## Stated goal
Locate every line in the material below that has the word "ehkäisevä". Copy each of those lines.
※ ※ ※
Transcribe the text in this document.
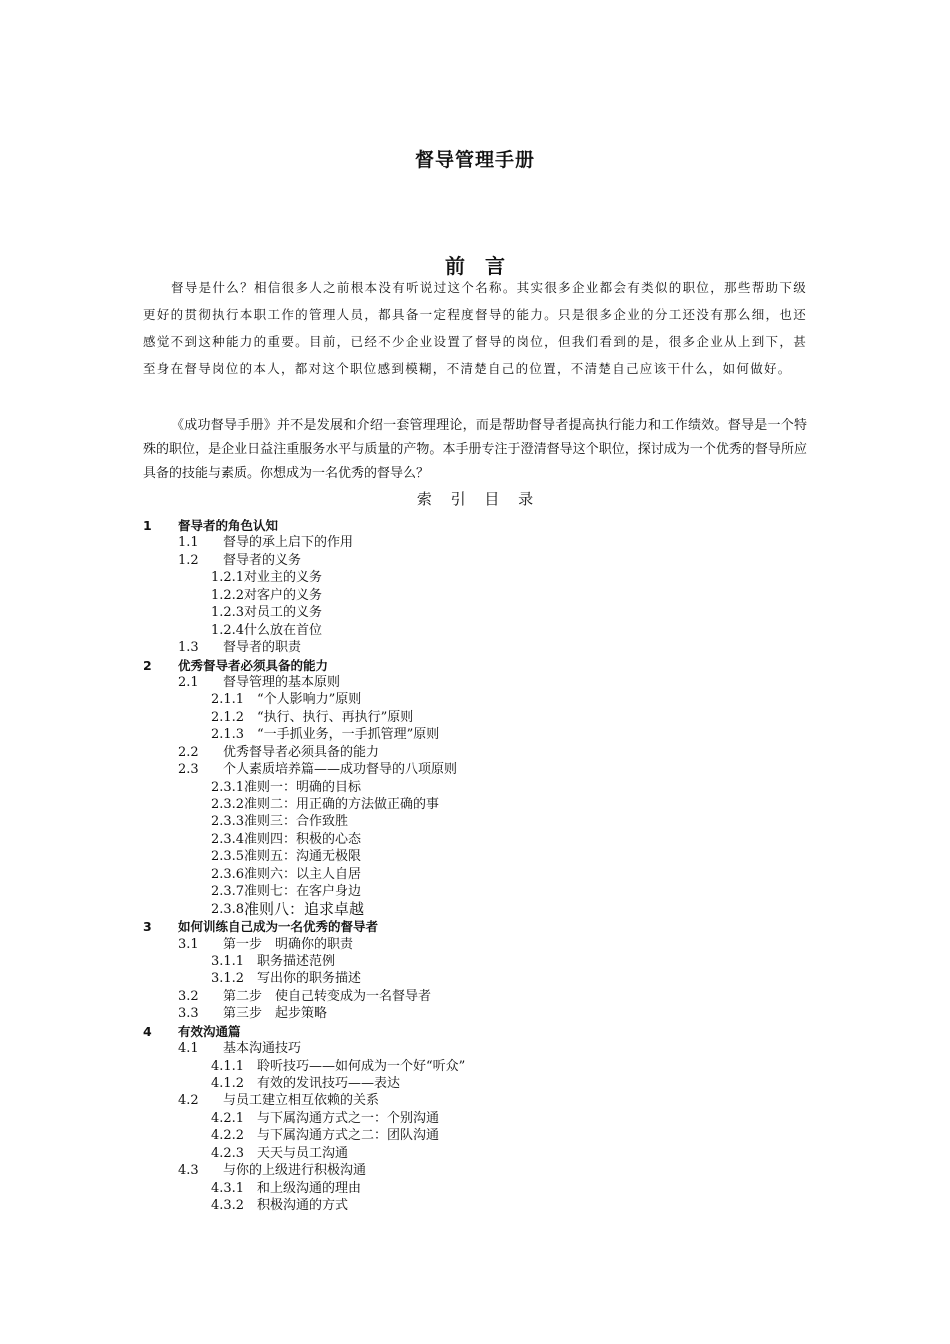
督导管理手册
前　言

督导是什么？相信很多人之前根本没有听说过这个名称。其实很多企业都会有类似的职位，那些帮助下级更好的贯彻执行本职工作的管理人员，都具备一定程度督导的能力。只是很多企业的分工还没有那么细，也还感觉不到这种能力的重要。目前，已经不少企业设置了督导的岗位，但我们看到的是，很多企业从上到下，甚至身在督导岗位的本人，都对这个职位感到模糊，不清楚自己的位置，不清楚自己应该干什么，如何做好。

《成功督导手册》并不是发展和介绍一套管理理论，而是帮助督导者提高执行能力和工作绩效。督导是一个特殊的职位，是企业日益注重服务水平与质量的产物。本手册专注于澄清督导这个职位，探讨成为一个优秀的督导所应具备的技能与素质。你想成为一名优秀的督导么？

索 引 目 录
1 督导者的角色认知
1.1 督导的承上启下的作用
1.2 督导者的义务
1.2.1 对业主的义务
1.2.2 对客户的义务
1.2.3 对员工的义务
1.2.4 什么放在首位
1.3 督导者的职责
2 优秀督导者必须具备的能力
2.1 督导管理的基本原则
2.1.1 “个人影响力”原则
2.1.2 “执行、执行、再执行”原则
2.1.3 “一手抓业务，一手抓管理”原则
2.2 优秀督导者必须具备的能力
2.3 个人素质培养篇——成功督导的八项原则
2.3.1 准则一：明确的目标
2.3.2 准则二：用正确的方法做正确的事
2.3.3 准则三：合作致胜
2.3.4 准则四：积极的心态
2.3.5 准则五：沟通无极限
2.3.6 准则六：以主人自居
2.3.7 准则七：在客户身边
2.3.8 准则八：追求卓越
3 如何训练自己成为一名优秀的督导者
3.1 第一步　明确你的职责
3.1.1 职务描述范例
3.1.2 写出你的职务描述
3.2 第二步　使自己转变成为一名督导者
3.3 第三步　起步策略
4 有效沟通篇
4.1 基本沟通技巧
4.1.1 聆听技巧——如何成为一个好“听众”
4.1.2 有效的发讯技巧——表达
4.2 与员工建立相互依赖的关系
4.2.1 与下属沟通方式之一：个别沟通
4.2.2 与下属沟通方式之二：团队沟通
4.2.3 天天与员工沟通
4.3 与你的上级进行积极沟通
4.3.1 和上级沟通的理由
4.3.2 积极沟通的方式
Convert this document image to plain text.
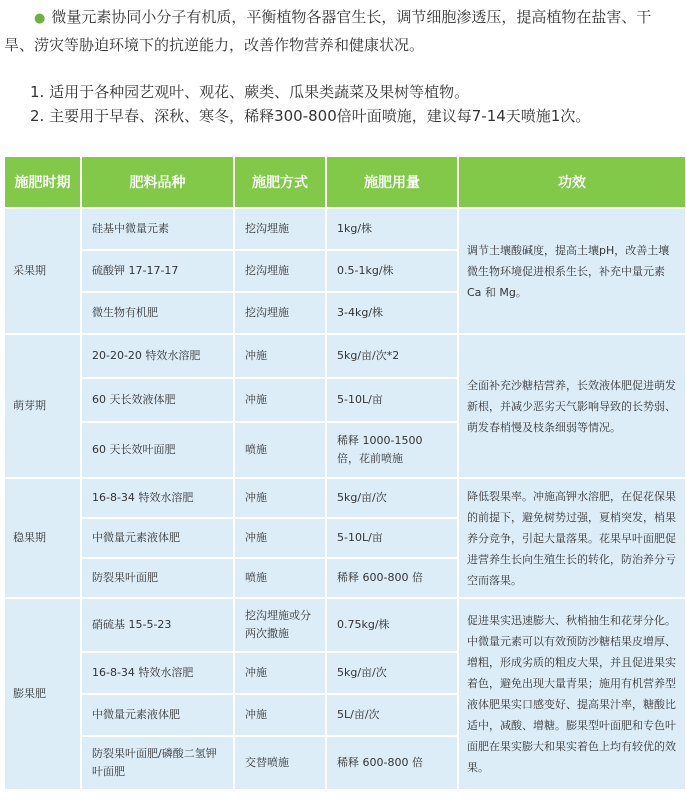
● 微量元素协同小分子有机质，平衡植物各器官生长，调节细胞渗透压，提高植物在盐害、干旱、涝灾等胁迫环境下的抗逆能力，改善作物营养和健康状况。
1. 适用于各种园艺观叶、观花、蕨类、瓜果类蔬菜及果树等植物。
2. 主要用于早春、深秋、寒冬，稀释300-800倍叶面喷施，建议每7-14天喷施1次。
施肥时期	肥料品种	施肥方式	施肥用量	功效
采果期	硅基中微量元素	挖沟埋施	1kg/株	调节土壤酸碱度，提高土壤pH，改善土壤微生物环境促进根系生长，补充中量元素 Ca 和 Mg。
	硫酸钾 17-17-17	挖沟埋施	0.5-1kg/株	
	微生物有机肥	挖沟埋施	3-4kg/株	
萌芽期	20-20-20 特效水溶肥	冲施	5kg/亩/次*2	全面补充沙糖桔营养，长效液体肥促进萌发新根，并减少恶劣天气影响导致的长势弱、萌发春梢慢及枝条细弱等情况。
	60 天长效液体肥	冲施	5-10L/亩	
	60 天长效叶面肥	喷施	稀释 1000-1500 倍，花前喷施	
稳果期	16-8-34 特效水溶肥	冲施	5kg/亩/次	降低裂果率。冲施高钾水溶肥，在促花保果的前提下，避免树势过强，夏梢突发，梢果养分竞争，引起大量落果。花果早叶面肥促进营养生长向生殖生长的转化，防治养分亏空而落果。
	中微量元素液体肥	冲施	5-10L/亩	
	防裂果叶面肥	喷施	稀释 600-800 倍	
膨果肥	硝硫基 15-5-23	挖沟埋施或分两次撒施	0.75kg/株	促进果实迅速膨大、秋梢抽生和花芽分化。中微量元素可以有效预防沙糖桔果皮增厚、增粗，形成劣质的粗皮大果，并且促进果实着色，避免出现大量青果；施用有机营养型液体肥果实口感变好、提高果汁率，糖酸比适中，减酸、增糖。膨果型叶面肥和专色叶面肥在果实膨大和果实着色上均有较优的效果。
	16-8-34 特效水溶肥	冲施	5kg/亩/次	
	中微量元素液体肥	冲施	5L/亩/次	
	防裂果叶面肥/磷酸二氢钾叶面肥	交替喷施	稀释 600-800 倍	
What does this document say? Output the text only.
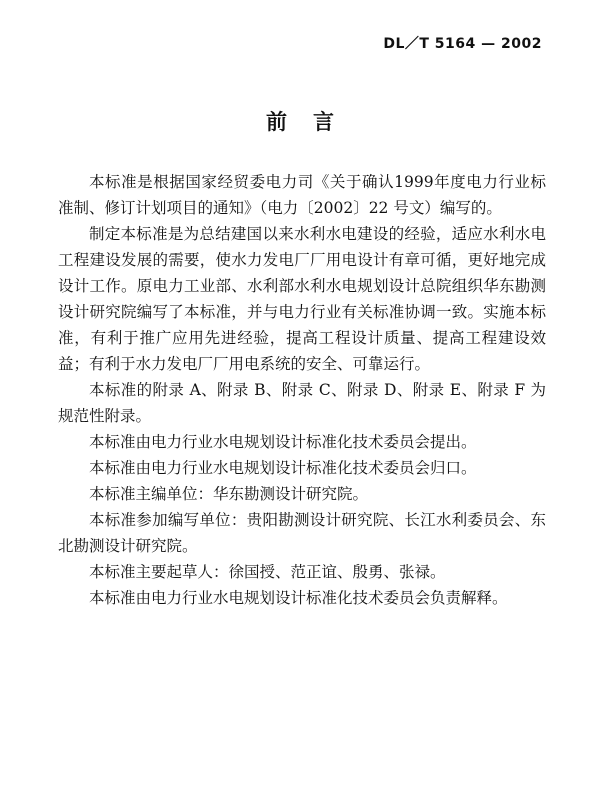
DL／T 5164 — 2002
前言

本标准是根据国家经贸委电力司《关于确认1999年度电力行业标准制、修订计划项目的通知》（电力〔2002〕22 号文）编写的。

制定本标准是为总结建国以来水利水电建设的经验，适应水利水电工程建设发展的需要，使水力发电厂厂用电设计有章可循，更好地完成设计工作。原电力工业部、水利部水利水电规划设计总院组织华东勘测设计研究院编写了本标准，并与电力行业有关标准协调一致。实施本标准，有利于推广应用先进经验，提高工程设计质量、提高工程建设效益；有利于水力发电厂厂用电系统的安全、可靠运行。

本标准的附录 A、附录 B、附录 C、附录 D、附录 E、附录 F 为规范性附录。

本标准由电力行业水电规划设计标准化技术委员会提出。

本标准由电力行业水电规划设计标准化技术委员会归口。

本标准主编单位：华东勘测设计研究院。

本标准参加编写单位：贵阳勘测设计研究院、长江水利委员会、东北勘测设计研究院。

本标准主要起草人：徐国授、范正谊、殷勇、张禄。

本标准由电力行业水电规划设计标准化技术委员会负责解释。
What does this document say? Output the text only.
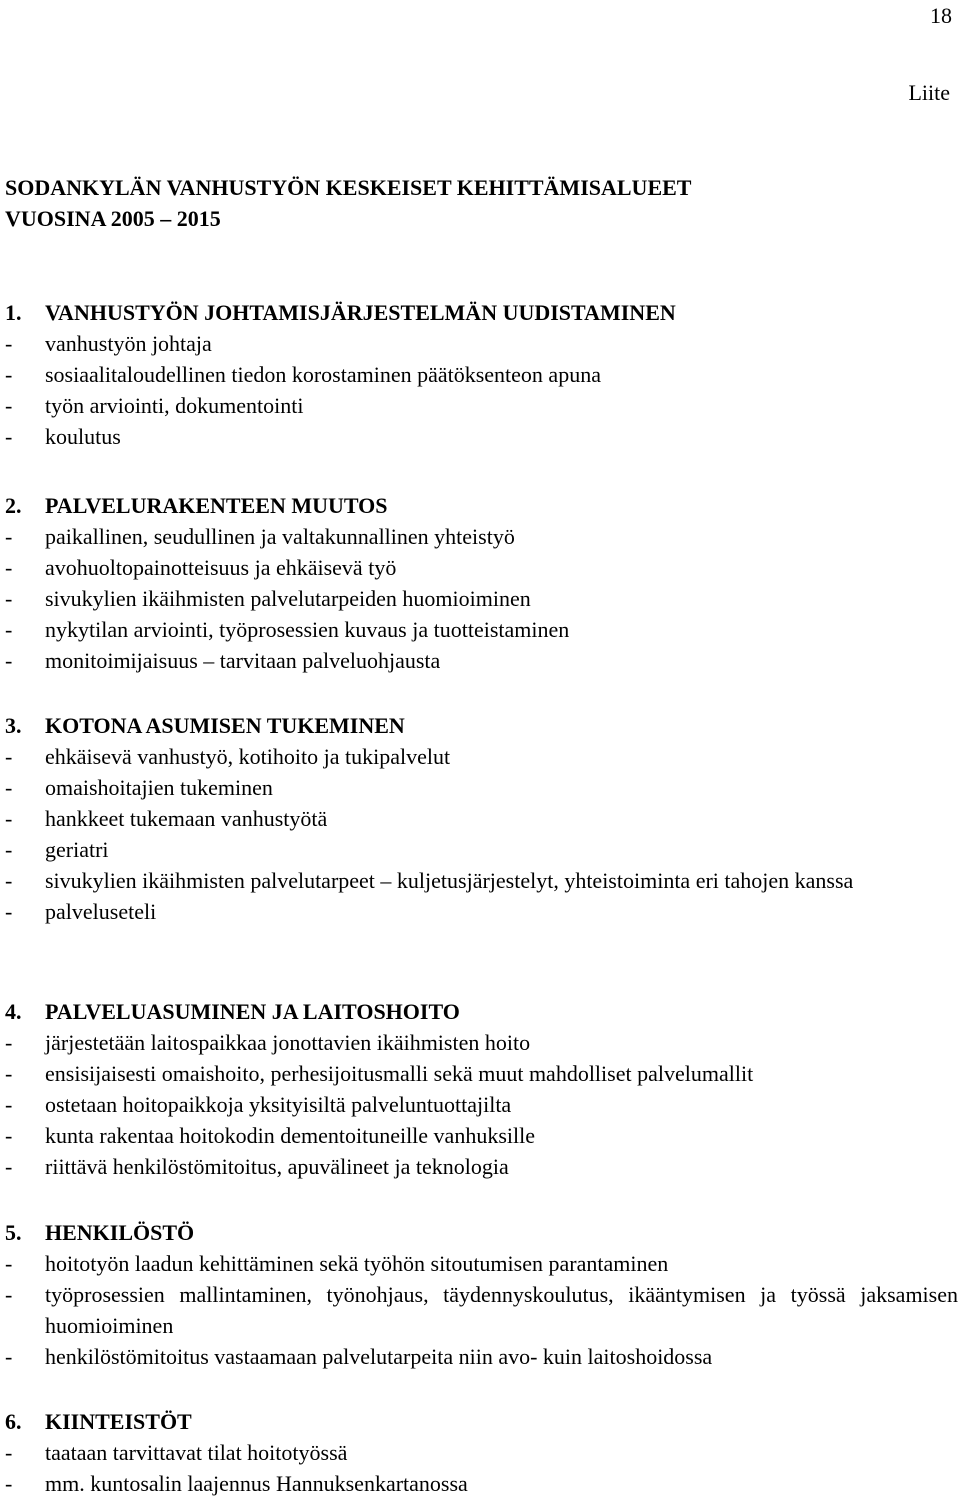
18
Liite
SODANKYLÄN VANHUSTYÖN KESKEISET KEHITTÄMISALUEET
VUOSINA 2005 – 2015
1. VANHUSTYÖN JOHTAMISJÄRJESTELMÄN UUDISTAMINEN
- vanhustyön johtaja
- sosiaalitaloudellinen tiedon korostaminen päätöksenteon apuna
- työn arviointi, dokumentointi
- koulutus
2. PALVELURAKENTEEN MUUTOS
- paikallinen, seudullinen ja valtakunnallinen yhteistyö
- avohuoltopainotteisuus ja ehkäisevä työ
- sivukylien ikäihmisten palvelutarpeiden huomioiminen
- nykytilan arviointi, työprosessien kuvaus ja tuotteistaminen
- monitoimijaisuus – tarvitaan palveluohjausta
3. KOTONA ASUMISEN TUKEMINEN
- ehkäisevä vanhustyö, kotihoito ja tukipalvelut
- omaishoitajien tukeminen
- hankkeet tukemaan vanhustyötä
- geriatri
- sivukylien ikäihmisten palvelutarpeet – kuljetusjärjestelyt, yhteistoiminta eri tahojen kanssa
- palveluseteli
4. PALVELUASUMINEN JA LAITOSHOITO
- järjestetään laitospaikkaa jonottavien ikäihmisten hoito
- ensisijaisesti omaishoito, perhesijoitusmalli sekä muut mahdolliset palvelumallit
- ostetaan hoitopaikkoja yksityisiltä palveluntuottajilta
- kunta rakentaa hoitokodin dementoituneille vanhuksille
- riittävä henkilöstömitoitus, apuvälineet ja teknologia
5. HENKILÖSTÖ
- hoitotyön laadun kehittäminen sekä työhön sitoutumisen parantaminen
- työprosessien mallintaminen, työnohjaus, täydennyskoulutus, ikääntymisen ja työssä jaksamisen huomioiminen
- henkilöstömitoitus vastaamaan palvelutarpeita niin avo- kuin laitoshoidossa
6. KIINTEISTÖT
- taataan tarvittavat tilat hoitotyössä
- mm. kuntosalin laajennus Hannuksenkartanossa
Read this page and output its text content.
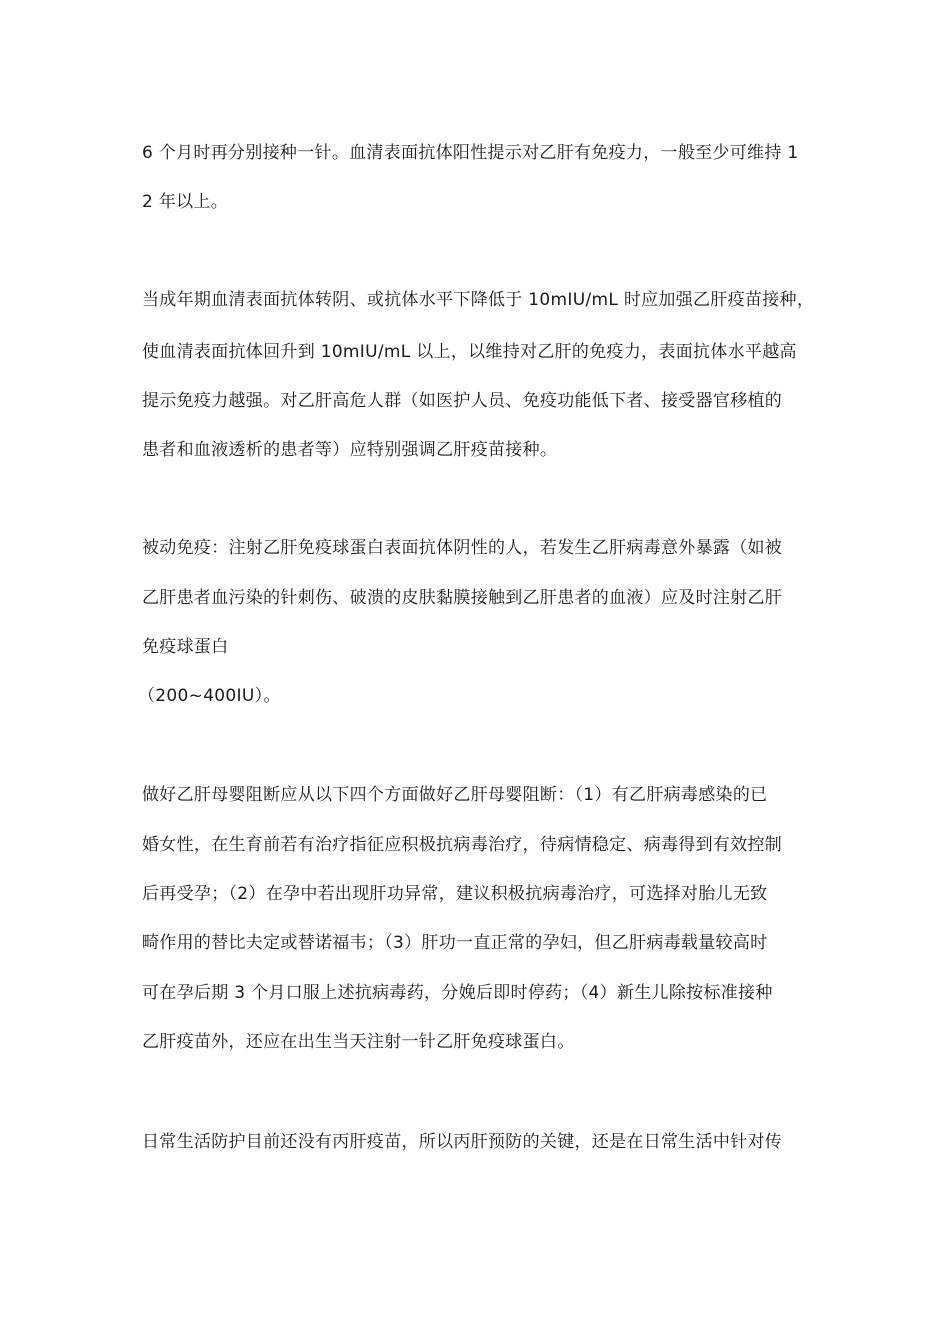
6 个月时再分别接种一针。血清表面抗体阳性提示对乙肝有免疫力，一般至少可维持 1
2 年以上。
当成年期血清表面抗体转阴、或抗体水平下降低于 10mIU/mL 时应加强乙肝疫苗接种，
使血清表面抗体回升到 10mIU/mL 以上，以维持对乙肝的免疫力，表面抗体水平越高
提示免疫力越强。对乙肝高危人群（如医护人员、免疫功能低下者、接受器官移植的
患者和血液透析的患者等）应特别强调乙肝疫苗接种。
被动免疫：注射乙肝免疫球蛋白表面抗体阴性的人，若发生乙肝病毒意外暴露（如被
乙肝患者血污染的针刺伤、破溃的皮肤黏膜接触到乙肝患者的血液）应及时注射乙肝
免疫球蛋白
（200~400IU）。
做好乙肝母婴阻断应从以下四个方面做好乙肝母婴阻断：（1）有乙肝病毒感染的已
婚女性，在生育前若有治疗指征应积极抗病毒治疗，待病情稳定、病毒得到有效控制
后再受孕；（2）在孕中若出现肝功异常，建议积极抗病毒治疗，可选择对胎儿无致
畸作用的替比夫定或替诺福韦；（3）肝功一直正常的孕妇，但乙肝病毒载量较高时
可在孕后期 3 个月口服上述抗病毒药，分娩后即时停药；（4）新生儿除按标准接种
乙肝疫苗外，还应在出生当天注射一针乙肝免疫球蛋白。
日常生活防护目前还没有丙肝疫苗，所以丙肝预防的关键，还是在日常生活中针对传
※ ※ ※
## Result of the exercise
- avohuoltopainotteisuus ja ehkäisevä työ
- ehkäisevä vanhustyö, kotihoito ja tukipalvelut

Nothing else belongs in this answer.